→ **INSTRUCTIONS TO FOLLOW**:
Find the word "because" in the material below and gather every line that contains it.

→ **INPUT**:
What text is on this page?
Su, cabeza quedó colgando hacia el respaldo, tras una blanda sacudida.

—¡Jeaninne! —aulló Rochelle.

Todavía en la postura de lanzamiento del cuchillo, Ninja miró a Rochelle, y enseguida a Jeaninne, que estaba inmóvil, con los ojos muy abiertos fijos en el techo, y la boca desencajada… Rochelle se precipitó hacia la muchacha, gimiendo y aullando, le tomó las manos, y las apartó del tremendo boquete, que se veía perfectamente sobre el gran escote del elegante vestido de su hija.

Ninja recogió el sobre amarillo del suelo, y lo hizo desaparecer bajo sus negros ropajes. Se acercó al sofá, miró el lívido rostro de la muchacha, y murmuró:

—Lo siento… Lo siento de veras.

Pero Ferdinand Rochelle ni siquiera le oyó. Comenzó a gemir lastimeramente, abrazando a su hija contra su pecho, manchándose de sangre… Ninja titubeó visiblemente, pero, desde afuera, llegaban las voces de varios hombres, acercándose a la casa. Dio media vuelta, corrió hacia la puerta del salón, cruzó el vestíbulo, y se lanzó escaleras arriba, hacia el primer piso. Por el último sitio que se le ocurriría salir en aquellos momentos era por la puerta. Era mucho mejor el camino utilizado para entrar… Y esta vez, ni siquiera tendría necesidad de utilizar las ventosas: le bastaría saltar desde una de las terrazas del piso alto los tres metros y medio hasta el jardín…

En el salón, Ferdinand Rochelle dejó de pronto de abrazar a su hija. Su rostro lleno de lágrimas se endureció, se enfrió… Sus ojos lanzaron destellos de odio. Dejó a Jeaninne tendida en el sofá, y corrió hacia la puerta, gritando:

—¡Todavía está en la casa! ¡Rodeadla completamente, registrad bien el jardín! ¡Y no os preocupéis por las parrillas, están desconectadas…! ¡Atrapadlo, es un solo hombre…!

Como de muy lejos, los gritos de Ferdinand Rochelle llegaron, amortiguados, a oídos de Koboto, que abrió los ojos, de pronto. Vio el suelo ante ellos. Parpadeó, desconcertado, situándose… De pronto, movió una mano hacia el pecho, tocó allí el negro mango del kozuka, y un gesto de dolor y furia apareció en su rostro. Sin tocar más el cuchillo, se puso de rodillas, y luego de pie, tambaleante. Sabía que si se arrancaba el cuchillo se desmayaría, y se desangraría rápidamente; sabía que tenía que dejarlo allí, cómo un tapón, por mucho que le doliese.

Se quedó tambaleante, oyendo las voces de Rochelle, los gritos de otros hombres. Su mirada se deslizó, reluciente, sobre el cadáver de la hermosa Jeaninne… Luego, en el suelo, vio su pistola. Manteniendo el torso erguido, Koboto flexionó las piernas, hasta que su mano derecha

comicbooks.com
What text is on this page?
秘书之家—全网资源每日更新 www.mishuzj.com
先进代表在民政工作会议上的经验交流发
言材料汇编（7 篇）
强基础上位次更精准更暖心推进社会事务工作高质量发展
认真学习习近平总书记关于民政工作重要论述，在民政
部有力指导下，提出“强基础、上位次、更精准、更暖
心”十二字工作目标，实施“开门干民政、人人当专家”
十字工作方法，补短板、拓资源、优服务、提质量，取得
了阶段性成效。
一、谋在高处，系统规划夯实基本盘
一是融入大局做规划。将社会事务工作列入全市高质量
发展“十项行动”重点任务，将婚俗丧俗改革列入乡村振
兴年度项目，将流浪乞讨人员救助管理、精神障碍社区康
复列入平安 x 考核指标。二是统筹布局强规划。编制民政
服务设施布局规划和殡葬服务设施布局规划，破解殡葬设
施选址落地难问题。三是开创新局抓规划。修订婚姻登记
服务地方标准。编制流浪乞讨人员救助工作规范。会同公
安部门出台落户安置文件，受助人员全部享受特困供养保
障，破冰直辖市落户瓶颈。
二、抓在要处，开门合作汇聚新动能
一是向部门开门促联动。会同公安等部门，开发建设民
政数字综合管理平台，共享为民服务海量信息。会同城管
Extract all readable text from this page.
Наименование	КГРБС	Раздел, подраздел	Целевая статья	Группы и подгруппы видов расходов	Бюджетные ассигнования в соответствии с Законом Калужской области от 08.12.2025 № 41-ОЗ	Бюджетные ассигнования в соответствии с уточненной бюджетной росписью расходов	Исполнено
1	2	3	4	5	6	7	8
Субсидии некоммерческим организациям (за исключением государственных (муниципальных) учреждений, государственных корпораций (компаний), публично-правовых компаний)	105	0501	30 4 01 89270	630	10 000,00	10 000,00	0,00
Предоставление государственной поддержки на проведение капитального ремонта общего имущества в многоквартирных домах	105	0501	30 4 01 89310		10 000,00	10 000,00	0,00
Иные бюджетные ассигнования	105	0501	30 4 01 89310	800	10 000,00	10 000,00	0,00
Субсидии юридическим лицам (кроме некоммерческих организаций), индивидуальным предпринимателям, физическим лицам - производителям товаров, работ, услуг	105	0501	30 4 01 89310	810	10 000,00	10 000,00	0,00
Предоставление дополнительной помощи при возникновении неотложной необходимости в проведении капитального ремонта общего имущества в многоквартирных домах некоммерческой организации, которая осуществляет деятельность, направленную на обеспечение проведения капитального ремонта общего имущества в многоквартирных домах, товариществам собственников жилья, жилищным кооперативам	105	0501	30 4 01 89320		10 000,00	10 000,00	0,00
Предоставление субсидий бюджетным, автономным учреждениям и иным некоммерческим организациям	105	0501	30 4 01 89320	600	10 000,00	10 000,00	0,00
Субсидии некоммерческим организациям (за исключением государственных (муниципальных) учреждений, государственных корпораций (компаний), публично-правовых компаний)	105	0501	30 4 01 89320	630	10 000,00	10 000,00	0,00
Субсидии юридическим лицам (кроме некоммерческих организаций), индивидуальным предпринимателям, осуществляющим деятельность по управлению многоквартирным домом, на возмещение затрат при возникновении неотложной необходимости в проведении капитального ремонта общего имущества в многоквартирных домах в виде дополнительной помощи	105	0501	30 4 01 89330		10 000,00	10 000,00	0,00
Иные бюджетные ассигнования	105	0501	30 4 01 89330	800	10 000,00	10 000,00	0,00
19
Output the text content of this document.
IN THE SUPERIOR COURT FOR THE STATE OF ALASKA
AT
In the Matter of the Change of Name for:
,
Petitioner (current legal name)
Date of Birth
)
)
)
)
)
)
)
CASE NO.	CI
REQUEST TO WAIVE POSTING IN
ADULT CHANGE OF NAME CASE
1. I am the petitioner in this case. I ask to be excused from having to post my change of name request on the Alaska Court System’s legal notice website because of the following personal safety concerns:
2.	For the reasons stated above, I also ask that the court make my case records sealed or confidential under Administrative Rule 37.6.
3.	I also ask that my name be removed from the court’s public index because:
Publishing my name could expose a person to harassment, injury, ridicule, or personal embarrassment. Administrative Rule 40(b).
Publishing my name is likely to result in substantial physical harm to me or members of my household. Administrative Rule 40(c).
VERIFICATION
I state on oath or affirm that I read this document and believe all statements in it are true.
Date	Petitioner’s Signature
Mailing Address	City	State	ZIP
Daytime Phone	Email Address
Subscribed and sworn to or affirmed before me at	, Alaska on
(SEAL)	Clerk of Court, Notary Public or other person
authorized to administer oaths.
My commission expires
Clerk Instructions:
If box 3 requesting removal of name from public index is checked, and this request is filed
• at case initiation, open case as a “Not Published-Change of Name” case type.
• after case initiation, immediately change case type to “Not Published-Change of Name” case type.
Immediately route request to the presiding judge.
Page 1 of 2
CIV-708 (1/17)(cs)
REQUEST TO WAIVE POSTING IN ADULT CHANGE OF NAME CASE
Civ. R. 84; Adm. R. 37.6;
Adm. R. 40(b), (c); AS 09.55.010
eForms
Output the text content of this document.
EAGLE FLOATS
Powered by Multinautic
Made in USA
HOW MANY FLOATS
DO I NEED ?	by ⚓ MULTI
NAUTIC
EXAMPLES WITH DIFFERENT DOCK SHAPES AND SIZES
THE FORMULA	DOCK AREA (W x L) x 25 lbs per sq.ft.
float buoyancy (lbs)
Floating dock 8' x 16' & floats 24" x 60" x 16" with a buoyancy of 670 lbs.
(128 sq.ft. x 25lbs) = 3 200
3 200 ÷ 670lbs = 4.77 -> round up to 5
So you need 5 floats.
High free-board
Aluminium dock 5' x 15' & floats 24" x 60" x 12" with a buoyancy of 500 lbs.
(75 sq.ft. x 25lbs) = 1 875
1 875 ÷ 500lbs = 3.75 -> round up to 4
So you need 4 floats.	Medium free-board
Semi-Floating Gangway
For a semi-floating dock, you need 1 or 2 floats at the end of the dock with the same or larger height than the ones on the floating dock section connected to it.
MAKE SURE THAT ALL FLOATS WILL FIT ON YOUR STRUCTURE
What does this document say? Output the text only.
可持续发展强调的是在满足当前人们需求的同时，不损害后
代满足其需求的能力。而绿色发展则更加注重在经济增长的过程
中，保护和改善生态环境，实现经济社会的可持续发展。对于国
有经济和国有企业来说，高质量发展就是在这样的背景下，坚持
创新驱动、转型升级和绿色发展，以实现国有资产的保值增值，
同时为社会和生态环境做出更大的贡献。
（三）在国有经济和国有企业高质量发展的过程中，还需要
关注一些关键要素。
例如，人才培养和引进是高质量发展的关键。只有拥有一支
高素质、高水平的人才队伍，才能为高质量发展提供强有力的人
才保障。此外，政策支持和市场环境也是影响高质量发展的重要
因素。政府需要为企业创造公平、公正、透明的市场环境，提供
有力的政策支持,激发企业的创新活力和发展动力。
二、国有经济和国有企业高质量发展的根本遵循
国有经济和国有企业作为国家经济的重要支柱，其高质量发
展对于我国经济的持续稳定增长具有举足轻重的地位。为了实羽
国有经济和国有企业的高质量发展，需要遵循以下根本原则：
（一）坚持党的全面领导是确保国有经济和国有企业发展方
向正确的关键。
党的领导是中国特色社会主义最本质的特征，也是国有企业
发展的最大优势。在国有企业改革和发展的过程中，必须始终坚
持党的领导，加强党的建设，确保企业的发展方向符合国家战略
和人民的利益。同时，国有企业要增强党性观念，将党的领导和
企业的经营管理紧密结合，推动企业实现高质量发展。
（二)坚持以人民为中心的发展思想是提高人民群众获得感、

→ **EXERCISE ANSWER**:
1. I am the petitioner in this case. I ask to be excused from having to post my change of name request on the Alaska Court System’s legal notice website because of the following personal safety concerns:
3.	I also ask that my name be removed from the court’s public index because:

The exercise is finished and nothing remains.